--- START Records provided ---
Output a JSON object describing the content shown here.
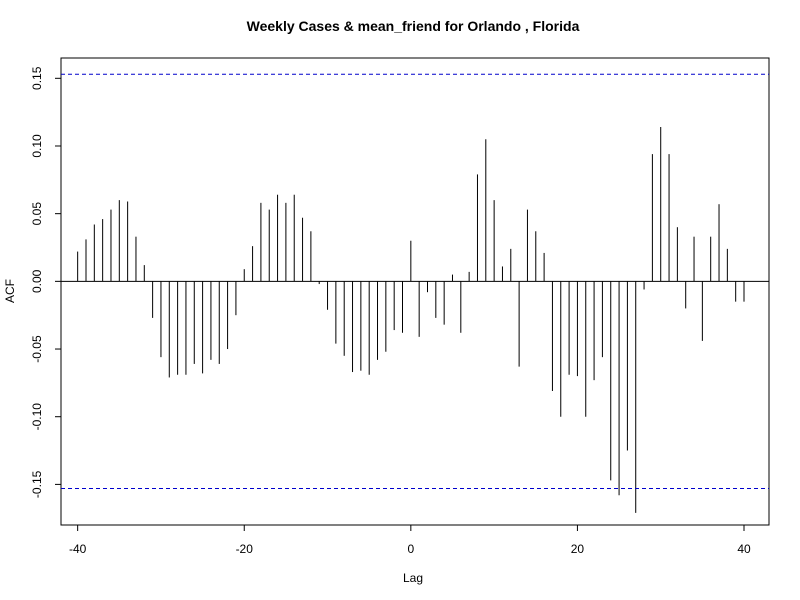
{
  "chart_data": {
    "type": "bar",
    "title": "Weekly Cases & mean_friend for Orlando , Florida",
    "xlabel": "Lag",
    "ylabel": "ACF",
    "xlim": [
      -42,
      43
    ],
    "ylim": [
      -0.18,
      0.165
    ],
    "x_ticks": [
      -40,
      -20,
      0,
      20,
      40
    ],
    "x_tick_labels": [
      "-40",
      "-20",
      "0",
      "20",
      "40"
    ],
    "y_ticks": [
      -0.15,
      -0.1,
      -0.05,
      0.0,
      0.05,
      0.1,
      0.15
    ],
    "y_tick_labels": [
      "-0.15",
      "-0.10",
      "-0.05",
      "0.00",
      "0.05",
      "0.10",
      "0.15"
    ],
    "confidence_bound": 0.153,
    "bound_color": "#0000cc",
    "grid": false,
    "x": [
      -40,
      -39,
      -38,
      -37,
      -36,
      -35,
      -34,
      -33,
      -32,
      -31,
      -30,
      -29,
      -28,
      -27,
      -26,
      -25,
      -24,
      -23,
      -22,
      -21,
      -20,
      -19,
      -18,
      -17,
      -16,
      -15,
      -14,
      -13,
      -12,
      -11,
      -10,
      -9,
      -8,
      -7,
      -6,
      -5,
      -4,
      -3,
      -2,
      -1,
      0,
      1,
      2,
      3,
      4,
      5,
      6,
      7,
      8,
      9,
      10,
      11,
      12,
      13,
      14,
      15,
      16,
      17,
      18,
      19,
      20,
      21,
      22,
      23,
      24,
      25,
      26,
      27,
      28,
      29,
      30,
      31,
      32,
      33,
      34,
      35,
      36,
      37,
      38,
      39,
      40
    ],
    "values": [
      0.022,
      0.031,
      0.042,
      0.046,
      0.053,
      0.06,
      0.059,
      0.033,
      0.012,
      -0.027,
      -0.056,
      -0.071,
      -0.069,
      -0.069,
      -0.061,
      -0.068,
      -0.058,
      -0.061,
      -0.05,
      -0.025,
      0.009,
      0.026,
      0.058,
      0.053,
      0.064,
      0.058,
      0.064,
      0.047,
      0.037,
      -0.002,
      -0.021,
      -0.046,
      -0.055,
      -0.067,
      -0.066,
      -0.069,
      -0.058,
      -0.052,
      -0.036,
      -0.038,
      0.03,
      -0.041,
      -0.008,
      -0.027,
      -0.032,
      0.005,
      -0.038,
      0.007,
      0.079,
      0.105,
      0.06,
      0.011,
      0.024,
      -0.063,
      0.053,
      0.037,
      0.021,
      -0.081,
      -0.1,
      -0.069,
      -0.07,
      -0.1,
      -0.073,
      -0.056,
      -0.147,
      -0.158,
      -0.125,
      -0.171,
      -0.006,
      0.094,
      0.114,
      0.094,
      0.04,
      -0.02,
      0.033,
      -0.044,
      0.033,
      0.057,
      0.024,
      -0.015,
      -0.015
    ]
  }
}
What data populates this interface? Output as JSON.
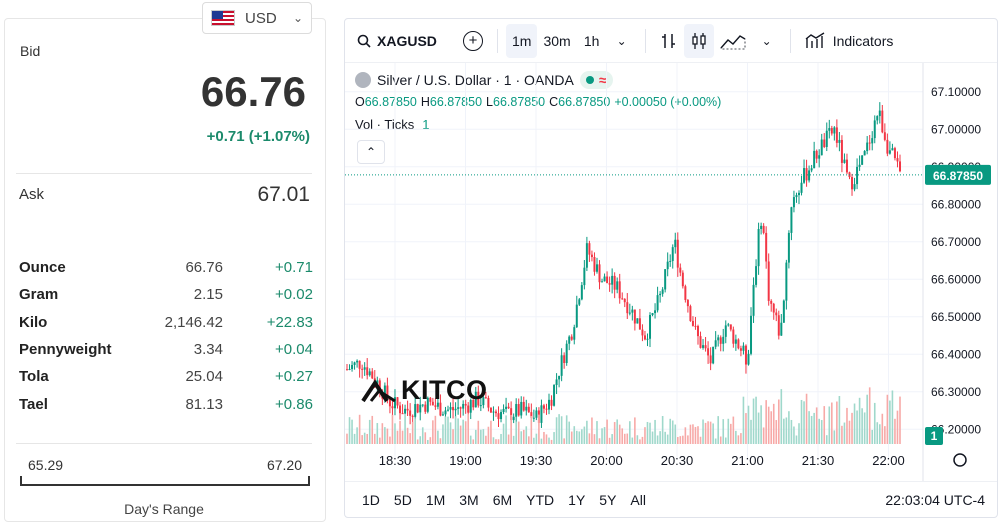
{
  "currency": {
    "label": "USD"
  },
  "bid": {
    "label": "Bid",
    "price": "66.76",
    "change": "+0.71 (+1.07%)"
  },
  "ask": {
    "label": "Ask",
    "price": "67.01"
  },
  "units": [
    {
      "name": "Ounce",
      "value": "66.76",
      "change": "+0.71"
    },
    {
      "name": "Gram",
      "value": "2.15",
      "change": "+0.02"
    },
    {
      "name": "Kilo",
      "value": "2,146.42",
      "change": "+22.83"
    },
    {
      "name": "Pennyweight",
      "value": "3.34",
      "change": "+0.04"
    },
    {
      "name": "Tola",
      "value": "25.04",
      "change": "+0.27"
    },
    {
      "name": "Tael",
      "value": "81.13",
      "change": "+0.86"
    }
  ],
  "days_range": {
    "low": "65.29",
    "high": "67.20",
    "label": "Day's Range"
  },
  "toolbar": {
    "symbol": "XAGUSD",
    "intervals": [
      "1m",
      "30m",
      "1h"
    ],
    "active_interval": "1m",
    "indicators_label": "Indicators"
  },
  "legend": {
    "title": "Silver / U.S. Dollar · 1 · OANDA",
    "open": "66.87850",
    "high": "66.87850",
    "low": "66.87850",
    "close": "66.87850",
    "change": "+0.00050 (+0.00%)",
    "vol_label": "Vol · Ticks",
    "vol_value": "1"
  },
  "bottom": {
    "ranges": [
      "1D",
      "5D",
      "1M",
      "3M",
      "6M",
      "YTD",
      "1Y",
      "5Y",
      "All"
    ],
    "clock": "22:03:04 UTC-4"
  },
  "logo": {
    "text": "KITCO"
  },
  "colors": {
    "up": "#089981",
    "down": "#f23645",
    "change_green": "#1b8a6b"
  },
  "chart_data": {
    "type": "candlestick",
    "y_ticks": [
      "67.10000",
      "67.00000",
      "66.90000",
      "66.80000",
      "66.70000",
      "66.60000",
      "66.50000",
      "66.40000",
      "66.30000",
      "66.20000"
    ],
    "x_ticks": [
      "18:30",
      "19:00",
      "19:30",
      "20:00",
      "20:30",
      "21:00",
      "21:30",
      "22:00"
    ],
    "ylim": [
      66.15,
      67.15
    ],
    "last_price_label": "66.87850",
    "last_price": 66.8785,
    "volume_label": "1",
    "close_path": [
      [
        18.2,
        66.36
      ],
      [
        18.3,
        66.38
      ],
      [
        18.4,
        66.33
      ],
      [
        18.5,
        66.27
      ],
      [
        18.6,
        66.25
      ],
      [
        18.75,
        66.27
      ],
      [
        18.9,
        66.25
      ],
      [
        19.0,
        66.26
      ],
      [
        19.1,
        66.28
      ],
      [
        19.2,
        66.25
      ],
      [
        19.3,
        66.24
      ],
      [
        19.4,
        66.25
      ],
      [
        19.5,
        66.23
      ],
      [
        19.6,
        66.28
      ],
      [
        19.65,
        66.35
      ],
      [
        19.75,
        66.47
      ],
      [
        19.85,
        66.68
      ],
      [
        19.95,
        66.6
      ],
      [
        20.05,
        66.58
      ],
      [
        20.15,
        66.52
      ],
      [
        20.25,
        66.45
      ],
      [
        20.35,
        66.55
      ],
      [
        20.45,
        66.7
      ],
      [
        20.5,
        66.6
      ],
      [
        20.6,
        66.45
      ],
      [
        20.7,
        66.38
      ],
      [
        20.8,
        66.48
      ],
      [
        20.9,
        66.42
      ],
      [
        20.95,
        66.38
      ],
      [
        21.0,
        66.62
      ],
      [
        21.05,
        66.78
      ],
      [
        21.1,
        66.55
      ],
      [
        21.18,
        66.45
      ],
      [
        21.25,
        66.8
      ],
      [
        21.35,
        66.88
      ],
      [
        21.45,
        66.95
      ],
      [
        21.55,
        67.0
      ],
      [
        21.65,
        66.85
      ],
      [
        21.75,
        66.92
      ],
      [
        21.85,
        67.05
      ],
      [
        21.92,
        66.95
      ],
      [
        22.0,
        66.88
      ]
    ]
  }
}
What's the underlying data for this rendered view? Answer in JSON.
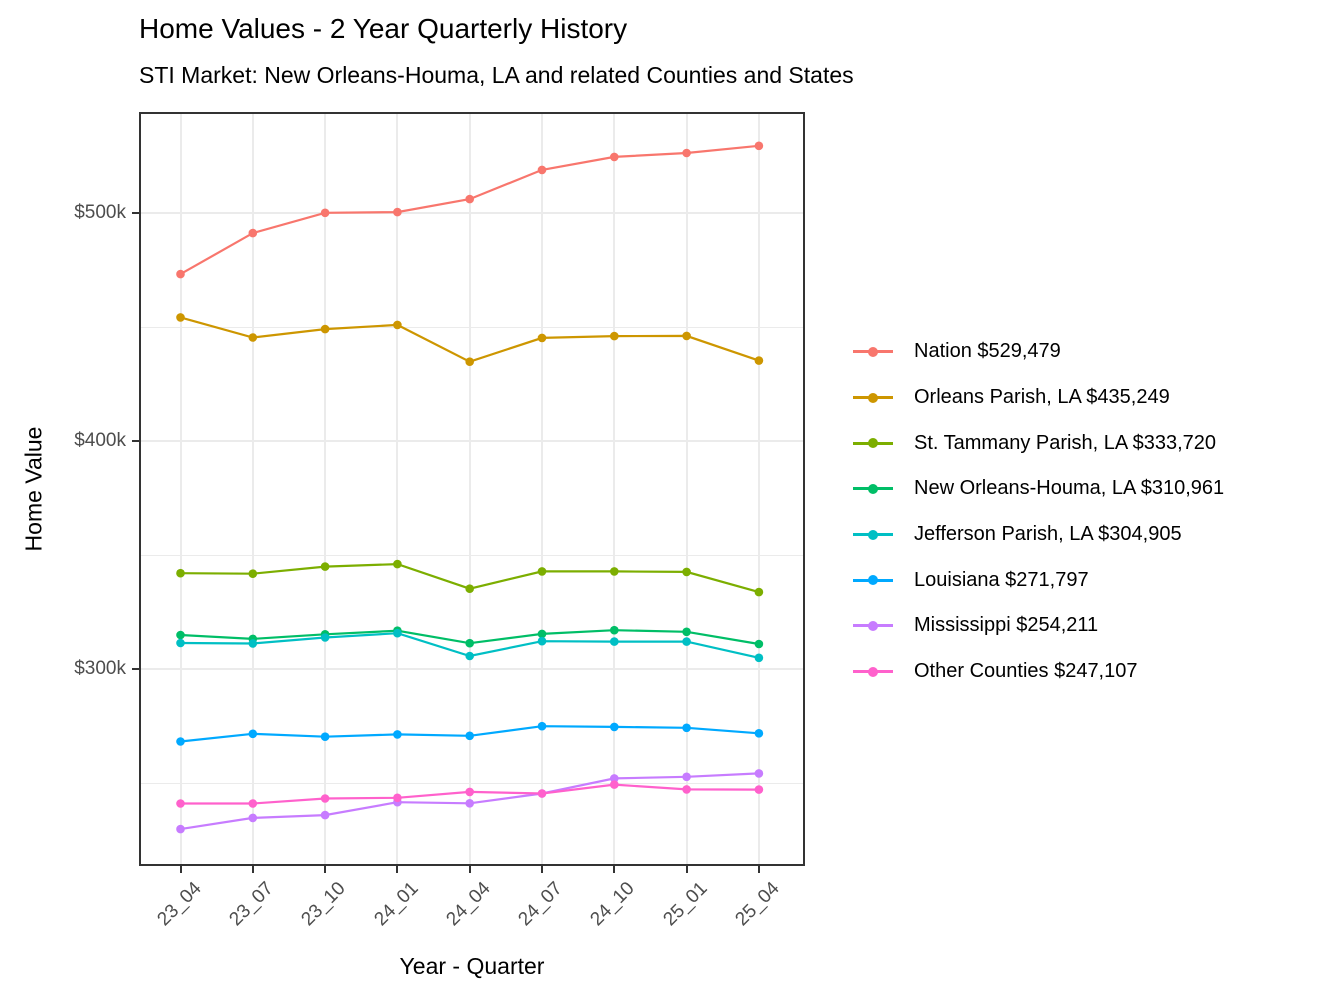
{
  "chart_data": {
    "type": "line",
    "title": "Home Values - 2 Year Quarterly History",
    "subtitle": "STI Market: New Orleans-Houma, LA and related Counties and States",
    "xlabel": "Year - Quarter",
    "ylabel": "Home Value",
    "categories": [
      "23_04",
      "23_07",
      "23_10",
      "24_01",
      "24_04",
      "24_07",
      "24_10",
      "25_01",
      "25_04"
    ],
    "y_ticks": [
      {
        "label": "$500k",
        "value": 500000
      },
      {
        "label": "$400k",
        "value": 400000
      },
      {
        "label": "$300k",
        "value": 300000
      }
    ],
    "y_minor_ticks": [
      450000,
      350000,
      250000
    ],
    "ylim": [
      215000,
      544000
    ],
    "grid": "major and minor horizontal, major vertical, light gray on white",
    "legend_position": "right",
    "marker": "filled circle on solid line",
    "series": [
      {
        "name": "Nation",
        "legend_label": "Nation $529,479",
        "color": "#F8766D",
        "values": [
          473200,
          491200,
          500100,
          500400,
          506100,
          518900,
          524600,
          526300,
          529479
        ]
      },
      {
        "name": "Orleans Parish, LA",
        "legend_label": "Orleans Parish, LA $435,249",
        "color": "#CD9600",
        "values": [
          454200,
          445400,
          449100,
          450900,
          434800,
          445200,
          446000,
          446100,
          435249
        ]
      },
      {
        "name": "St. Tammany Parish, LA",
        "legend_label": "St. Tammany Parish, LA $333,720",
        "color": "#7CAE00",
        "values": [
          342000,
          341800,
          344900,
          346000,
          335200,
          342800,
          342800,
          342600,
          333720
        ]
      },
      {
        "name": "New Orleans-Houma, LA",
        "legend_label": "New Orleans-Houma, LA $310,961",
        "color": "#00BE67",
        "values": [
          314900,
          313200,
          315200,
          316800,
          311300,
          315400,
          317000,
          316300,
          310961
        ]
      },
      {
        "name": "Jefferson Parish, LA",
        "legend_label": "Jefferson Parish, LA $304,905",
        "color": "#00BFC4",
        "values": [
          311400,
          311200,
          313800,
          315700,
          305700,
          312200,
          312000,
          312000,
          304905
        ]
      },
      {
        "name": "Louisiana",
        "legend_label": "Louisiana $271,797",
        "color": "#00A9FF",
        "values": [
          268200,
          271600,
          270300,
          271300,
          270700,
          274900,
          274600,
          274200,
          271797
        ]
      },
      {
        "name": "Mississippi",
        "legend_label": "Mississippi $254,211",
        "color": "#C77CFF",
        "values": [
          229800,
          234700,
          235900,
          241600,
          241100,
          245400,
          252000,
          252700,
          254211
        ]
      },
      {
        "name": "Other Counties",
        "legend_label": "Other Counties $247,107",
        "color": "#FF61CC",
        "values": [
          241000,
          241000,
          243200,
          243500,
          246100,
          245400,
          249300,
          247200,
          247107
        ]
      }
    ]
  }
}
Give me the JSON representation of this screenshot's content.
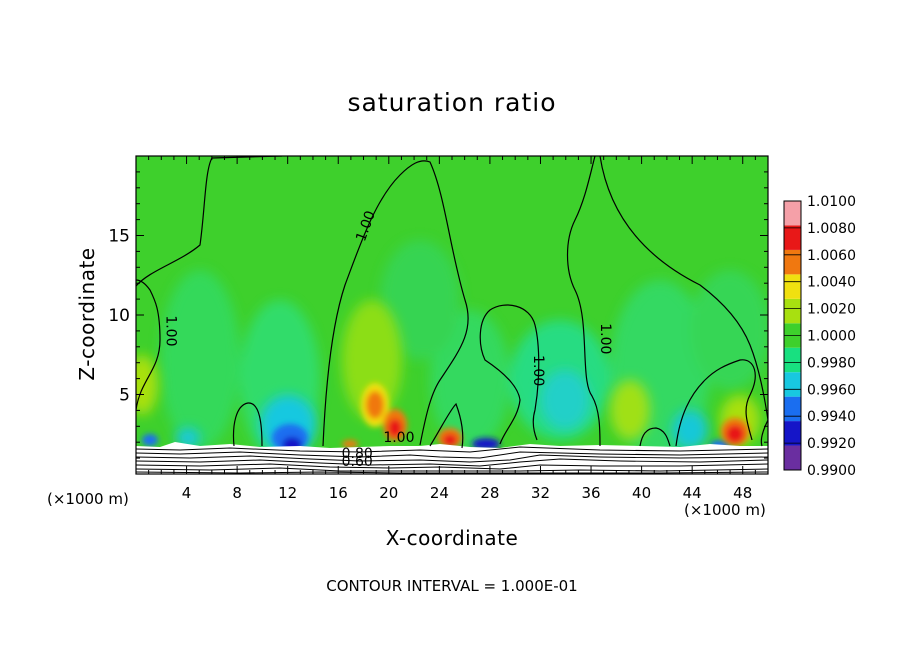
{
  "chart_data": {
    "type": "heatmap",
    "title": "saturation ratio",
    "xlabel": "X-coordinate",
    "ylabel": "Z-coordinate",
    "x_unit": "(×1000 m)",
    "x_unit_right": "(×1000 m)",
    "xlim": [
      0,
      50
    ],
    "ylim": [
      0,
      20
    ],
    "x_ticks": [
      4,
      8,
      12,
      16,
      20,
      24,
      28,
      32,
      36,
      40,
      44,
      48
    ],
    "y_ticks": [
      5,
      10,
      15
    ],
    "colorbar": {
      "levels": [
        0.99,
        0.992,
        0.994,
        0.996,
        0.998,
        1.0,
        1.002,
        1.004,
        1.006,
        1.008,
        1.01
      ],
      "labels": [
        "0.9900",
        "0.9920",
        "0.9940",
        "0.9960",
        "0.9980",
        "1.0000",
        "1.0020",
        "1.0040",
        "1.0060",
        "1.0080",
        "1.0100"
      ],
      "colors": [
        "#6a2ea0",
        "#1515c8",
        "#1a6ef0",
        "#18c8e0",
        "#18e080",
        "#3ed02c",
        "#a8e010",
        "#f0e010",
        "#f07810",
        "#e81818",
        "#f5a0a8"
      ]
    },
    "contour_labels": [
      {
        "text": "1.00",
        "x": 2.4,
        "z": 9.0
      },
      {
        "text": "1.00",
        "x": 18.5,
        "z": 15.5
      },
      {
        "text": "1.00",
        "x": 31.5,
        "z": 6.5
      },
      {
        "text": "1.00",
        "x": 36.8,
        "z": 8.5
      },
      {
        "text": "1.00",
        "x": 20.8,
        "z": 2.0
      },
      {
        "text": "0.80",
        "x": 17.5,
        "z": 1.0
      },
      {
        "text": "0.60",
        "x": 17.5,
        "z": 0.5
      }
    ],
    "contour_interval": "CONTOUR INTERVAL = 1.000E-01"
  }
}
--- END Records provided ---
Required work — Whenever "What" turns up in a line, pick that line out.

Exercise response —
What data populates this interface? Output as JSON.
What's the underlying data for this rendered view? Answer in JSON.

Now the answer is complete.